WRITTEN EXERCISE>
Take the line containing "Output the text content of this document." and every line after it in the data below, and print them exactly as given, with nothing else.

[Entries from a dataset]
>> start

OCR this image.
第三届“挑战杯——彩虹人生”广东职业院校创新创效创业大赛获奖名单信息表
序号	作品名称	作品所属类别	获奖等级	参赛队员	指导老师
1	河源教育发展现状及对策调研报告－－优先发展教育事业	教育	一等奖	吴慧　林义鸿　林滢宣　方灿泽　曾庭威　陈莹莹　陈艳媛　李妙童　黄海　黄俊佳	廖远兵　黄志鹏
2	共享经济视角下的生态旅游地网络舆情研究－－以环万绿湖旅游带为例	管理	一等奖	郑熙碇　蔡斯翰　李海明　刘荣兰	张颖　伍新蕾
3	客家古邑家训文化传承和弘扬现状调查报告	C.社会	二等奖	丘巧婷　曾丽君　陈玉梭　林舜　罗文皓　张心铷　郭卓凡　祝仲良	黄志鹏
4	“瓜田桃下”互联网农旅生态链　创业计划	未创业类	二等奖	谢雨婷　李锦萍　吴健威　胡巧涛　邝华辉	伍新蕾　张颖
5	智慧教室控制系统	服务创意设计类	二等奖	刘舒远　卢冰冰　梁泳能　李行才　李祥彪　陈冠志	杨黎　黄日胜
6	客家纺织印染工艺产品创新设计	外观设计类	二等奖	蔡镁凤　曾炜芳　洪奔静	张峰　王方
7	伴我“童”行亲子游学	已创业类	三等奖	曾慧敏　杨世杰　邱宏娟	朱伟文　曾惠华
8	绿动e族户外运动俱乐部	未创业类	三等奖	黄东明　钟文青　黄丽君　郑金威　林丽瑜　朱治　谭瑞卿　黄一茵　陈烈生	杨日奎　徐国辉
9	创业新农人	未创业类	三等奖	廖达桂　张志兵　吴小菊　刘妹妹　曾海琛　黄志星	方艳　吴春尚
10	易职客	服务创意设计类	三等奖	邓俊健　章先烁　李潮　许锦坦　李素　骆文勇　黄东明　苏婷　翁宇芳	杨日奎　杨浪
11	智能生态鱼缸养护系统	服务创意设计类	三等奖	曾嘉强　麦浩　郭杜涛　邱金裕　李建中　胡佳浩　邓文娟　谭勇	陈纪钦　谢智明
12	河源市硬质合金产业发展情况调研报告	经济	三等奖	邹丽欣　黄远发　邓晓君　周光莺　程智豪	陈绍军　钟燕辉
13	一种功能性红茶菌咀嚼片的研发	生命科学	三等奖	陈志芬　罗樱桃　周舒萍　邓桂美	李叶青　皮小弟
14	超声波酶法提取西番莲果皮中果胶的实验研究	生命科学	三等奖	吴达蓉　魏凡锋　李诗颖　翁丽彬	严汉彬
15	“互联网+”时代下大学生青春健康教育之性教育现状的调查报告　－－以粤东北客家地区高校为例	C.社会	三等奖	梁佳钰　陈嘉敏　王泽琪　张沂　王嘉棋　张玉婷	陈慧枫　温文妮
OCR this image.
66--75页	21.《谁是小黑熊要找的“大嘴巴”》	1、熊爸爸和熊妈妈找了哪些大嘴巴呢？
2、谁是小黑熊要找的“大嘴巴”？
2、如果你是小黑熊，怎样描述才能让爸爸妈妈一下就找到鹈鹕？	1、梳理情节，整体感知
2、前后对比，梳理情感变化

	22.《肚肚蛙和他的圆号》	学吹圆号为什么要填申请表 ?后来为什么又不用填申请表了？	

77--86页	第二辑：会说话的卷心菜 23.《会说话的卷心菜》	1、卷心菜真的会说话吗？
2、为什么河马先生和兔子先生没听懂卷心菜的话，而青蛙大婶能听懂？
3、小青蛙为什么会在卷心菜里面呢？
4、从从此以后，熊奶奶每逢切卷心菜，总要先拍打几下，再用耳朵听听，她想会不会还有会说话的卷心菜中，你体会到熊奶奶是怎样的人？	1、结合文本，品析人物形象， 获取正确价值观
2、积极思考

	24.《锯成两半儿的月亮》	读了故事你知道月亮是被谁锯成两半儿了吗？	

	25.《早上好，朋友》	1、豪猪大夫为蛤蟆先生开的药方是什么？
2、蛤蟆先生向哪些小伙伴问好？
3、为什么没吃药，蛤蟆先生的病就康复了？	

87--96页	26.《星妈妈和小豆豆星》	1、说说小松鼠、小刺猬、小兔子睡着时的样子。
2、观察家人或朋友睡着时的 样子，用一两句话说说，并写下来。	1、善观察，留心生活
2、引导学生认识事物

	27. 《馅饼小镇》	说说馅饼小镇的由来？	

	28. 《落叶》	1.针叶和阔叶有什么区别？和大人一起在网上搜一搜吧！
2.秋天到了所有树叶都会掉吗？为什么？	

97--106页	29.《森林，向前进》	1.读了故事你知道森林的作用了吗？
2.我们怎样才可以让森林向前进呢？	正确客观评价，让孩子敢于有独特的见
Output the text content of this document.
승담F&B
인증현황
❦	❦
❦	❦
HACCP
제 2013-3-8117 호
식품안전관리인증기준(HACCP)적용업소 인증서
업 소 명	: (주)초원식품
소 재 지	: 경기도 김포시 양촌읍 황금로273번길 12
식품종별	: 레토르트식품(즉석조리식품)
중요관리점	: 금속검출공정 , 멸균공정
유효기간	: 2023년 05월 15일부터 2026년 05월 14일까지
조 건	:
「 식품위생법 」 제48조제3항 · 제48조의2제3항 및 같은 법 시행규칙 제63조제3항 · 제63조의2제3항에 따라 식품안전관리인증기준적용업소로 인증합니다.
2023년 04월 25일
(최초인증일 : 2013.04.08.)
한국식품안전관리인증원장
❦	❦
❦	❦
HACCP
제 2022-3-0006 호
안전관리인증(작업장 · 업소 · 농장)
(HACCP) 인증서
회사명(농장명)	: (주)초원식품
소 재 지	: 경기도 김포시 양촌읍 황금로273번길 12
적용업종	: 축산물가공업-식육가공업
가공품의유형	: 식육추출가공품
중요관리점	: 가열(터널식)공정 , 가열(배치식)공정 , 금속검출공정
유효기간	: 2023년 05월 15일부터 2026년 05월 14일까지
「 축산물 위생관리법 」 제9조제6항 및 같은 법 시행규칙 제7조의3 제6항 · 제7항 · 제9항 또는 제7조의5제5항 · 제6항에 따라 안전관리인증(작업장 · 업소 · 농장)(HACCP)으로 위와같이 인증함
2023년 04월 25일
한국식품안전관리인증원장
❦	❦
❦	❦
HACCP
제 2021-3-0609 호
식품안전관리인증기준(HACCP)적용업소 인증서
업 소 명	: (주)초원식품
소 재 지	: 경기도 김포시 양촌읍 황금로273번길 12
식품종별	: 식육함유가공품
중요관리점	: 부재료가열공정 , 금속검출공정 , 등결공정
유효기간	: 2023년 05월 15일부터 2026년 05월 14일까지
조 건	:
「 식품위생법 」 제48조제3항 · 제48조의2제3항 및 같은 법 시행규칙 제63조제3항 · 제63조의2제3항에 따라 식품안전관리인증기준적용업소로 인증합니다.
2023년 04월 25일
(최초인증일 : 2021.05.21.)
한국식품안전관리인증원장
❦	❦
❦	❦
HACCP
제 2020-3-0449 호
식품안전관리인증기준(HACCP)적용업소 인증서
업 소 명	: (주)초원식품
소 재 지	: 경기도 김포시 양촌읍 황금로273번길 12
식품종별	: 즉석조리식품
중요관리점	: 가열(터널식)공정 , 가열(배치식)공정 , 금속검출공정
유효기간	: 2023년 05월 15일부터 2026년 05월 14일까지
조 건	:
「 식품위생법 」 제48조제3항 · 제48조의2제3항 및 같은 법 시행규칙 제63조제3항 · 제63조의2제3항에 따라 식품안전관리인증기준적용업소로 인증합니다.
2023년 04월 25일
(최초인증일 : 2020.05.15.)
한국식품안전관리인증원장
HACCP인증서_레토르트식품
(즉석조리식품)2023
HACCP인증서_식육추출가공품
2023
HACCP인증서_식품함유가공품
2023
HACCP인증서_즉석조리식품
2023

>> end

EXERCISE OUTPUT>
Output the text content of this document.
승담F&B
인증현황
❦	❦
❦	❦
HACCP
제 2013-3-8117 호
식품안전관리인증기준(HACCP)적용업소 인증서
업 소 명	: (주)초원식품
소 재 지	: 경기도 김포시 양촌읍 황금로273번길 12
식품종별	: 레토르트식품(즉석조리식품)
중요관리점	: 금속검출공정 , 멸균공정
유효기간	: 2023년 05월 15일부터 2026년 05월 14일까지
조 건	:
「 식품위생법 」 제48조제3항 · 제48조의2제3항 및 같은 법 시행규칙 제63조제3항 · 제63조의2제3항에 따라 식품안전관리인증기준적용업소로 인증합니다.
2023년 04월 25일
(최초인증일 : 2013.04.08.)
한국식품안전관리인증원장
❦	❦
❦	❦
HACCP
제 2022-3-0006 호
안전관리인증(작업장 · 업소 · 농장)
(HACCP) 인증서
회사명(농장명)	: (주)초원식품
소 재 지	: 경기도 김포시 양촌읍 황금로273번길 12
적용업종	: 축산물가공업-식육가공업
가공품의유형	: 식육추출가공품
중요관리점	: 가열(터널식)공정 , 가열(배치식)공정 , 금속검출공정
유효기간	: 2023년 05월 15일부터 2026년 05월 14일까지
「 축산물 위생관리법 」 제9조제6항 및 같은 법 시행규칙 제7조의3 제6항 · 제7항 · 제9항 또는 제7조의5제5항 · 제6항에 따라 안전관리인증(작업장 · 업소 · 농장)(HACCP)으로 위와같이 인증함
2023년 04월 25일
한국식품안전관리인증원장
❦	❦
❦	❦
HACCP
제 2021-3-0609 호
식품안전관리인증기준(HACCP)적용업소 인증서
업 소 명	: (주)초원식품
소 재 지	: 경기도 김포시 양촌읍 황금로273번길 12
식품종별	: 식육함유가공품
중요관리점	: 부재료가열공정 , 금속검출공정 , 등결공정
유효기간	: 2023년 05월 15일부터 2026년 05월 14일까지
조 건	:
「 식품위생법 」 제48조제3항 · 제48조의2제3항 및 같은 법 시행규칙 제63조제3항 · 제63조의2제3항에 따라 식품안전관리인증기준적용업소로 인증합니다.
2023년 04월 25일
(최초인증일 : 2021.05.21.)
한국식품안전관리인증원장
❦	❦
❦	❦
HACCP
제 2020-3-0449 호
식품안전관리인증기준(HACCP)적용업소 인증서
업 소 명	: (주)초원식품
소 재 지	: 경기도 김포시 양촌읍 황금로273번길 12
식품종별	: 즉석조리식품
중요관리점	: 가열(터널식)공정 , 가열(배치식)공정 , 금속검출공정
유효기간	: 2023년 05월 15일부터 2026년 05월 14일까지
조 건	:
「 식품위생법 」 제48조제3항 · 제48조의2제3항 및 같은 법 시행규칙 제63조제3항 · 제63조의2제3항에 따라 식품안전관리인증기준적용업소로 인증합니다.
2023년 04월 25일
(최초인증일 : 2020.05.15.)
한국식품안전관리인증원장
HACCP인증서_레토르트식품
(즉석조리식품)2023
HACCP인증서_식육추출가공품
2023
HACCP인증서_식품함유가공품
2023
HACCP인증서_즉석조리식품
2023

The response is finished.